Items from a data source
§

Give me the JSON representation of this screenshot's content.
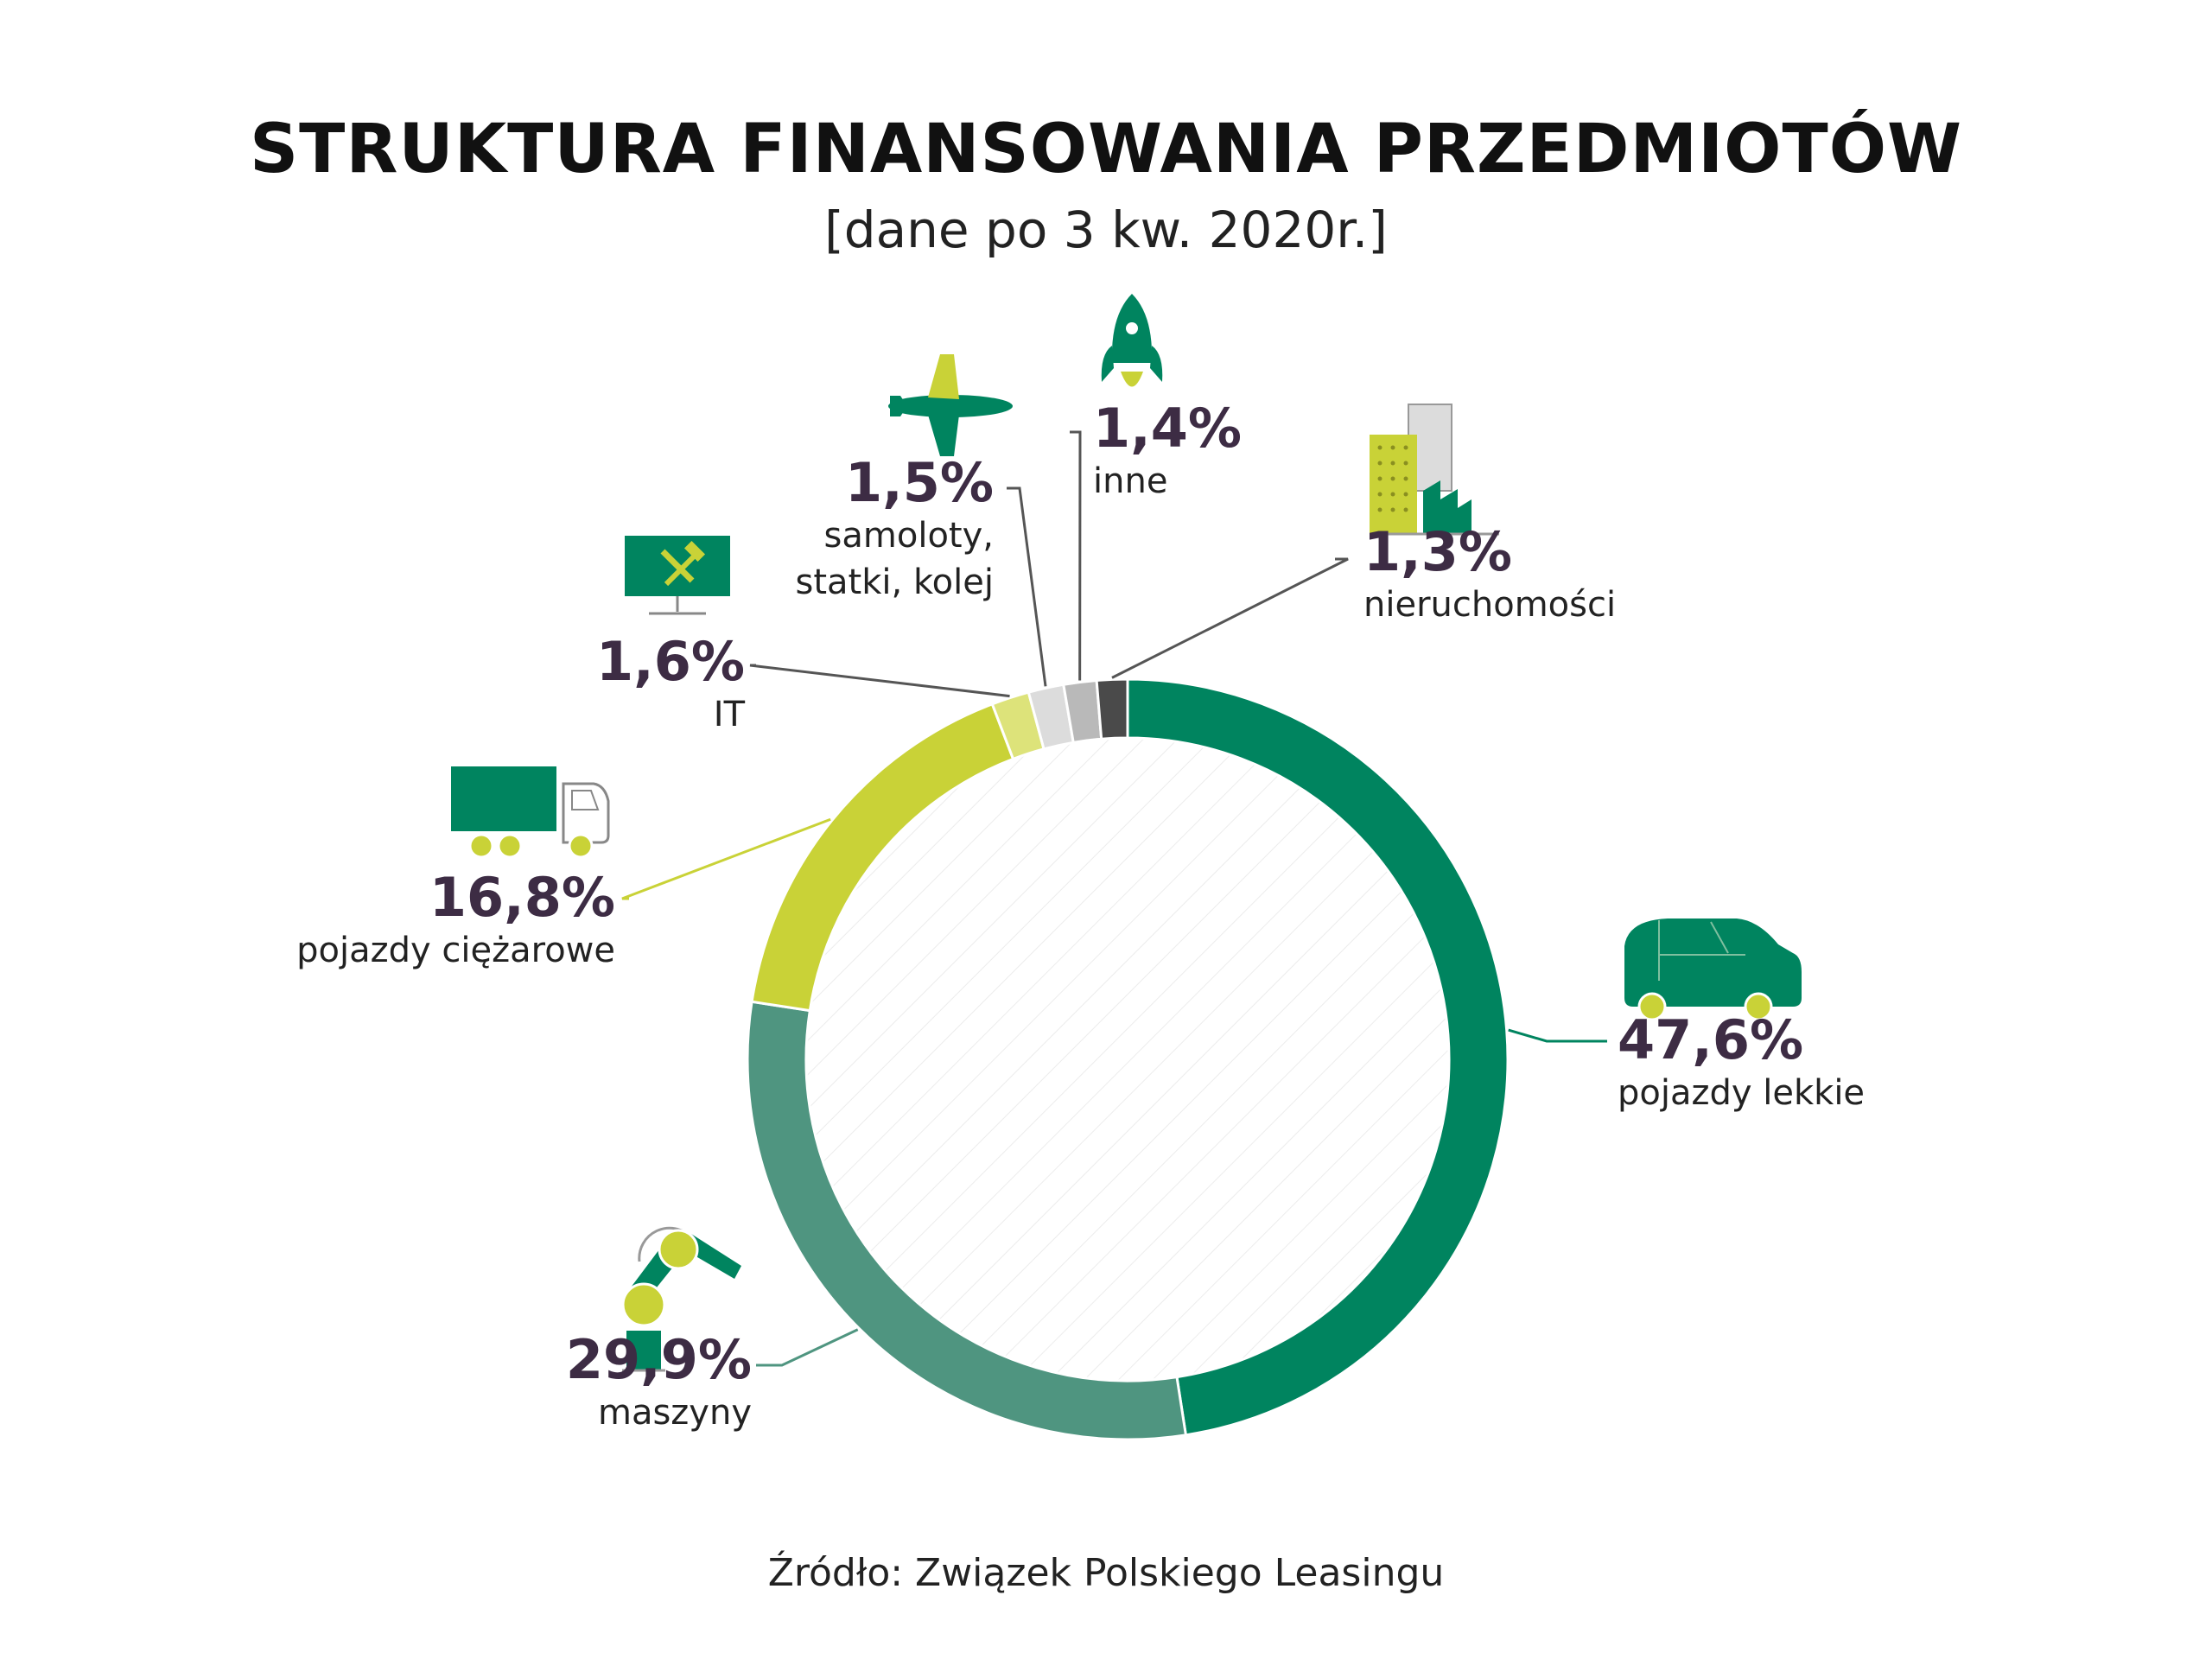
{
  "chart_data": {
    "type": "pie",
    "style": "donut",
    "title": "STRUKTURA FINANSOWANIA PRZEDMIOTÓW",
    "subtitle": "[dane po 3 kw. 2020r.]",
    "source": "Źródło: Związek Polskiego Leasingu",
    "slices": [
      {
        "label": "pojazdy lekkie",
        "value": 47.6,
        "text": "47,6%",
        "color": "#00845f",
        "icon": "car-icon"
      },
      {
        "label": "maszyny",
        "value": 29.9,
        "text": "29,9%",
        "color": "#4f9580",
        "icon": "robot-arm-icon"
      },
      {
        "label": "pojazdy ciężarowe",
        "value": 16.8,
        "text": "16,8%",
        "color": "#c9d237",
        "icon": "truck-icon"
      },
      {
        "label": "IT",
        "value": 1.6,
        "text": "1,6%",
        "color": "#dde37a",
        "icon": "monitor-tools-icon"
      },
      {
        "label": "samoloty,\nstatki, kolej",
        "value": 1.5,
        "text": "1,5%",
        "color": "#dcdcdc",
        "icon": "airplane-icon"
      },
      {
        "label": "inne",
        "value": 1.4,
        "text": "1,4%",
        "color": "#b9b9b9",
        "icon": "rocket-icon"
      },
      {
        "label": "nieruchomości",
        "value": 1.3,
        "text": "1,3%",
        "color": "#4a4a4a",
        "icon": "buildings-icon"
      }
    ]
  }
}
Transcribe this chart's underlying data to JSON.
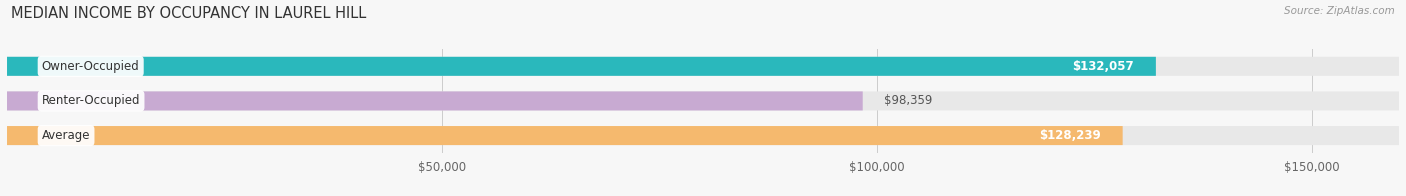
{
  "title": "MEDIAN INCOME BY OCCUPANCY IN LAUREL HILL",
  "source": "Source: ZipAtlas.com",
  "categories": [
    "Owner-Occupied",
    "Renter-Occupied",
    "Average"
  ],
  "values": [
    132057,
    98359,
    128239
  ],
  "bar_colors": [
    "#2ab8bc",
    "#c8aad2",
    "#f5b96e"
  ],
  "label_colors": [
    "#ffffff",
    "#666666",
    "#ffffff"
  ],
  "value_labels": [
    "$132,057",
    "$98,359",
    "$128,239"
  ],
  "xlim": [
    0,
    160000
  ],
  "xticks": [
    0,
    50000,
    100000,
    150000
  ],
  "xticklabels": [
    "",
    "$50,000",
    "$100,000",
    "$150,000"
  ],
  "figsize": [
    14.06,
    1.96
  ],
  "dpi": 100,
  "bar_height": 0.55,
  "background_color": "#f7f7f7",
  "bar_bg_color": "#e8e8e8",
  "title_fontsize": 10.5,
  "label_fontsize": 8.5,
  "value_fontsize": 8.5,
  "tick_fontsize": 8.5,
  "source_fontsize": 7.5
}
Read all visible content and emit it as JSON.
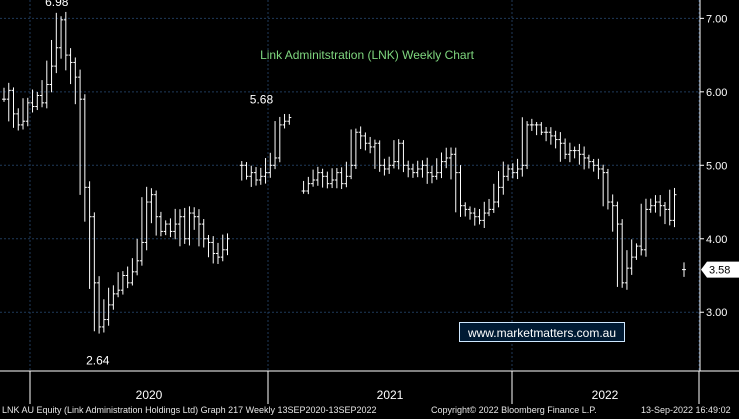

§

▸ **What to produce**
The records above must be echoed exactly, minus their pictures.

▸ **Final result**
Give me the JSON representation of this screenshot's content.
{
  "chart_data": {
    "type": "pie",
    "style": "donut",
    "title": "STRUKTURA FINANSOWANIA PRZEDMIOTÓW",
    "subtitle": "[dane po 3 kw. 2020r.]",
    "source": "Źródło: Związek Polskiego Leasingu",
    "slices": [
      {
        "label": "pojazdy lekkie",
        "value": 47.6,
        "text": "47,6%",
        "color": "#00845f",
        "icon": "car-icon"
      },
      {
        "label": "maszyny",
        "value": 29.9,
        "text": "29,9%",
        "color": "#4f9580",
        "icon": "robot-arm-icon"
      },
      {
        "label": "pojazdy ciężarowe",
        "value": 16.8,
        "text": "16,8%",
        "color": "#c9d237",
        "icon": "truck-icon"
      },
      {
        "label": "IT",
        "value": 1.6,
        "text": "1,6%",
        "color": "#dde37a",
        "icon": "monitor-tools-icon"
      },
      {
        "label": "samoloty,\nstatki, kolej",
        "value": 1.5,
        "text": "1,5%",
        "color": "#dcdcdc",
        "icon": "airplane-icon"
      },
      {
        "label": "inne",
        "value": 1.4,
        "text": "1,4%",
        "color": "#b9b9b9",
        "icon": "rocket-icon"
      },
      {
        "label": "nieruchomości",
        "value": 1.3,
        "text": "1,3%",
        "color": "#4a4a4a",
        "icon": "buildings-icon"
      }
    ]
  }
}
Transcribe this chart's underlying data to JSON.
{
  "title": "MEDIAN INCOME BY OCCUPANCY IN LAUREL HILL",
  "source": "Source: ZipAtlas.com",
  "categories": [
    "Owner-Occupied",
    "Renter-Occupied",
    "Average"
  ],
  "values": [
    132057,
    98359,
    128239
  ],
  "bar_colors": [
    "#2ab8bc",
    "#c8aad2",
    "#f5b96e"
  ],
  "label_colors": [
    "#ffffff",
    "#666666",
    "#ffffff"
  ],
  "value_labels": [
    "$132,057",
    "$98,359",
    "$128,239"
  ],
  "xlim": [
    0,
    160000
  ],
  "xticks": [
    0,
    50000,
    100000,
    150000
  ],
  "xticklabels": [
    "",
    "$50,000",
    "$100,000",
    "$150,000"
  ],
  "figsize": [
    14.06,
    1.96
  ],
  "dpi": 100,
  "bar_height": 0.55,
  "background_color": "#f7f7f7",
  "bar_bg_color": "#e8e8e8",
  "title_fontsize": 10.5,
  "label_fontsize": 8.5,
  "value_fontsize": 8.5,
  "tick_fontsize": 8.5,
  "source_fontsize": 7.5
}
Read all visible content and emit it as JSON.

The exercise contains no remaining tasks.